═══ Records provided
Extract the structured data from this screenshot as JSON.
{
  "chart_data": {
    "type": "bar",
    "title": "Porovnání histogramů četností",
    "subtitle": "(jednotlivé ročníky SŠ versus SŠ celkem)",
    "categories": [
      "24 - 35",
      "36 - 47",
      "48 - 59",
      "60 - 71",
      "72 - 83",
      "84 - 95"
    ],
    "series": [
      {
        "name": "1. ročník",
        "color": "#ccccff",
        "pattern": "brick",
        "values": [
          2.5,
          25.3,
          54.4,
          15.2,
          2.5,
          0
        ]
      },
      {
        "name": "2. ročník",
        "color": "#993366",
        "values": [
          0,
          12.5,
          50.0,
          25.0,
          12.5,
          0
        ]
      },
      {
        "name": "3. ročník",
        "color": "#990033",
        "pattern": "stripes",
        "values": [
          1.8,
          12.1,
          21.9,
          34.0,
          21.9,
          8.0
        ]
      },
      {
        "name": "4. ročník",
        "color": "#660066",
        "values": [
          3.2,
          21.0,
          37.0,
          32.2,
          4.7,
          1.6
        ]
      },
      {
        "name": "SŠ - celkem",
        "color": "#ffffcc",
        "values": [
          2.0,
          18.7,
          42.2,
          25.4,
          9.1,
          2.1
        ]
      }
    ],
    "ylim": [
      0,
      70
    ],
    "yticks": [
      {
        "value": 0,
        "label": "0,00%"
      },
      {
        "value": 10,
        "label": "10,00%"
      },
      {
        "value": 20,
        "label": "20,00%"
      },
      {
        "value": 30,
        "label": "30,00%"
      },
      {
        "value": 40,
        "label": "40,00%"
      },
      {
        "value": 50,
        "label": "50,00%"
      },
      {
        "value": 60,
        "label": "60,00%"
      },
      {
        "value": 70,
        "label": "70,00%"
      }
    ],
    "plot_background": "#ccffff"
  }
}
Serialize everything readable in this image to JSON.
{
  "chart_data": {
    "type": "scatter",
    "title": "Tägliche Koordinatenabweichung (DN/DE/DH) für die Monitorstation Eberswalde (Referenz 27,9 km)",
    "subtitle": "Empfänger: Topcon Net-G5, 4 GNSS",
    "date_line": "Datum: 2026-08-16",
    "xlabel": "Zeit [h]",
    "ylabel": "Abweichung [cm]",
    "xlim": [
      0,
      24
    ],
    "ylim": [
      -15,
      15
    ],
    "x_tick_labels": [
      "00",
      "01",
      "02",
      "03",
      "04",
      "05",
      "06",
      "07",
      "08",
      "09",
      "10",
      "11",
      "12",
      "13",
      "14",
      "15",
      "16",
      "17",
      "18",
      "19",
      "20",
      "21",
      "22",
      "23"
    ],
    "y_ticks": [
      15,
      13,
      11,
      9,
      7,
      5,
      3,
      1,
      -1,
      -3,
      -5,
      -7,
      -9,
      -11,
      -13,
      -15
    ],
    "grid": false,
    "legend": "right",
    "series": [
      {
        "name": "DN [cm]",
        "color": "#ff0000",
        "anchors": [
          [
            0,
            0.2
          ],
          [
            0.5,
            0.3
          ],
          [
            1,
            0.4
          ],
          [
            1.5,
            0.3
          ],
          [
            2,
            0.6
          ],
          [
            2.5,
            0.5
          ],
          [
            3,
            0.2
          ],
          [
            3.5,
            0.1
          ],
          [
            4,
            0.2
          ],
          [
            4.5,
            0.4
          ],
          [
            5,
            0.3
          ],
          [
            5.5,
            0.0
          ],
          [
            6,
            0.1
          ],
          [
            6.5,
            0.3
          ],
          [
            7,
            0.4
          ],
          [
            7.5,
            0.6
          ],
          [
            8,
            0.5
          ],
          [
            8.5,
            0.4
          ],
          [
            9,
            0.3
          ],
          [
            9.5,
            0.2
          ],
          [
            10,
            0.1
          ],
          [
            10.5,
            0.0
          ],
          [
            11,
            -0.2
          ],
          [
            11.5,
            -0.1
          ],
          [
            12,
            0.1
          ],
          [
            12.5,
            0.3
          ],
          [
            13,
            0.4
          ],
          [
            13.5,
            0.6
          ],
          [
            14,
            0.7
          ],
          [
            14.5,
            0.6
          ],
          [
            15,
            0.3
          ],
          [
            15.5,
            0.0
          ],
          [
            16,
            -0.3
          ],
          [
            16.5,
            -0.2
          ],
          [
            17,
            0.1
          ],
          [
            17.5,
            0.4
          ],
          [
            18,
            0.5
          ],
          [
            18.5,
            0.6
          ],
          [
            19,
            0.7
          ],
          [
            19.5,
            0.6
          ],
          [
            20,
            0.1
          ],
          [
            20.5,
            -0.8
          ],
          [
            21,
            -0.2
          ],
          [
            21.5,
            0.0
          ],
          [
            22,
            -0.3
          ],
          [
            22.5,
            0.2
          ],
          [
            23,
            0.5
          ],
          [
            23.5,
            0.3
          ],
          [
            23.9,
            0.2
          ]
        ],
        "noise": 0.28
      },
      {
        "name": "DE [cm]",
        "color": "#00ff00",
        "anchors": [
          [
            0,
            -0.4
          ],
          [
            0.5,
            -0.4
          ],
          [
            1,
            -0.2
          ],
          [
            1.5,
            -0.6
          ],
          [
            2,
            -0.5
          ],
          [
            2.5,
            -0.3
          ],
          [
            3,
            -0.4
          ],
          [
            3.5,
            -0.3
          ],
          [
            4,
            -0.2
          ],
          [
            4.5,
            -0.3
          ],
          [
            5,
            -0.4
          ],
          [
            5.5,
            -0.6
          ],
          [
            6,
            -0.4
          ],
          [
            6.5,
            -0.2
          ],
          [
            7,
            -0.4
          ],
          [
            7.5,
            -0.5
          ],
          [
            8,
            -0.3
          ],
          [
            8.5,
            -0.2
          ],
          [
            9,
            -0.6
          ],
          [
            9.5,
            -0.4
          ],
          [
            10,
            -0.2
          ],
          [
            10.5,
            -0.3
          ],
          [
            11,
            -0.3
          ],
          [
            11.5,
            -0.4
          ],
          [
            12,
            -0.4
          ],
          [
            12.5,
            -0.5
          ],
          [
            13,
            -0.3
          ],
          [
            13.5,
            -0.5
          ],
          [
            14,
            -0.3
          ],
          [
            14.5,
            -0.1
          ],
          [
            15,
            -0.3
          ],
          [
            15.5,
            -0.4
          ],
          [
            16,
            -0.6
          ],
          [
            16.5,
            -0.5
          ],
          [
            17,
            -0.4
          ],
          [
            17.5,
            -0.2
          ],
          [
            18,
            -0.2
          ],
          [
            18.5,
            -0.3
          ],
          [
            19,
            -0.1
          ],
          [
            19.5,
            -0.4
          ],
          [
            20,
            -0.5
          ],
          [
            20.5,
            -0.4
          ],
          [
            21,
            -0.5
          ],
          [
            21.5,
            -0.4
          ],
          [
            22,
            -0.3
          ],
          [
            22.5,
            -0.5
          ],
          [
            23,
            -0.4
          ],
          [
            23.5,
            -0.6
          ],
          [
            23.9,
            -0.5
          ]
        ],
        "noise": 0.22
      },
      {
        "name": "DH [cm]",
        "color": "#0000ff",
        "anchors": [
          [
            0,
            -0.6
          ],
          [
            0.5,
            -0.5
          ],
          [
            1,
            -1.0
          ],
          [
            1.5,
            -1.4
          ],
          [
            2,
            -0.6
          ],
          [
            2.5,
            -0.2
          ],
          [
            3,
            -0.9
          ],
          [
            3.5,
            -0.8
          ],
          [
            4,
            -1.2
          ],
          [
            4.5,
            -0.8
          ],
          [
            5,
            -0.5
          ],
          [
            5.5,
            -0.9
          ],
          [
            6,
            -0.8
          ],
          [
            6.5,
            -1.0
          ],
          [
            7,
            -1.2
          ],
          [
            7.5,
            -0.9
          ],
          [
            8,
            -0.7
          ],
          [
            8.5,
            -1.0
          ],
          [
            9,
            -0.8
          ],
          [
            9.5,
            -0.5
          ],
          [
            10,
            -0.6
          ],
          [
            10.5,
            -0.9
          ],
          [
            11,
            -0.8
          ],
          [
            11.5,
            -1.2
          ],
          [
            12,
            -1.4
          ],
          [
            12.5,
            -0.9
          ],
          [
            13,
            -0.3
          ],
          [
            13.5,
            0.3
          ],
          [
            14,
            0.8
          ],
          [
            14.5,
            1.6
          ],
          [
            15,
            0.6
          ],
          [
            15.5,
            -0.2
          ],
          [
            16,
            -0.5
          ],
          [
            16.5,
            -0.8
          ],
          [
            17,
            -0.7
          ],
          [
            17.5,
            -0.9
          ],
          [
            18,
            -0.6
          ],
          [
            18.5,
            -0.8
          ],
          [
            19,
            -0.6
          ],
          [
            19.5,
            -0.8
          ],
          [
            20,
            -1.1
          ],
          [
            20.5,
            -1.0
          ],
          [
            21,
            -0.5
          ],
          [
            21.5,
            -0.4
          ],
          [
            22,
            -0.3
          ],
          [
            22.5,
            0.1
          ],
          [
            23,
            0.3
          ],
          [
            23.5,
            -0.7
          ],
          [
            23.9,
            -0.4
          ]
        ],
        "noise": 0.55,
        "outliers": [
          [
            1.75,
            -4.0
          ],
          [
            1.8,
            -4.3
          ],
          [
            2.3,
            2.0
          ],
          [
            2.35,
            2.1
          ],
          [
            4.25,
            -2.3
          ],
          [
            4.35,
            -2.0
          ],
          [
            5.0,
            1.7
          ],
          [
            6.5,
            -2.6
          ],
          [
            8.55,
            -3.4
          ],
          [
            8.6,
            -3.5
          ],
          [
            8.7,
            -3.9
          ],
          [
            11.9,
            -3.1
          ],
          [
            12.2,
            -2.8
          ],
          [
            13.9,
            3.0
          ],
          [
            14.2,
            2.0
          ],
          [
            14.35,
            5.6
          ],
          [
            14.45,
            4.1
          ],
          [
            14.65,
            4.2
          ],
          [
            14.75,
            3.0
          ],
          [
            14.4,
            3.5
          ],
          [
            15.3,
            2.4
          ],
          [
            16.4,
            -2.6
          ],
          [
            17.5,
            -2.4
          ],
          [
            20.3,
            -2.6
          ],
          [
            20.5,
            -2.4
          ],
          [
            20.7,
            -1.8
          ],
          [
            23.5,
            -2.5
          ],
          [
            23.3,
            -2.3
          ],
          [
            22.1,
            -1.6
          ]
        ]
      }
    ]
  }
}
══════
◆ **Exercise**: Go through the records and gather the lines that hold "color".

◆ **Written solution**:
        "color": "#ccccff",
        "color": "#993366",
        "color": "#990033",
        "color": "#660066",
        "color": "#ffffcc",
        "color": "#ff0000",
        "color": "#00ff00",
        "color": "#0000ff",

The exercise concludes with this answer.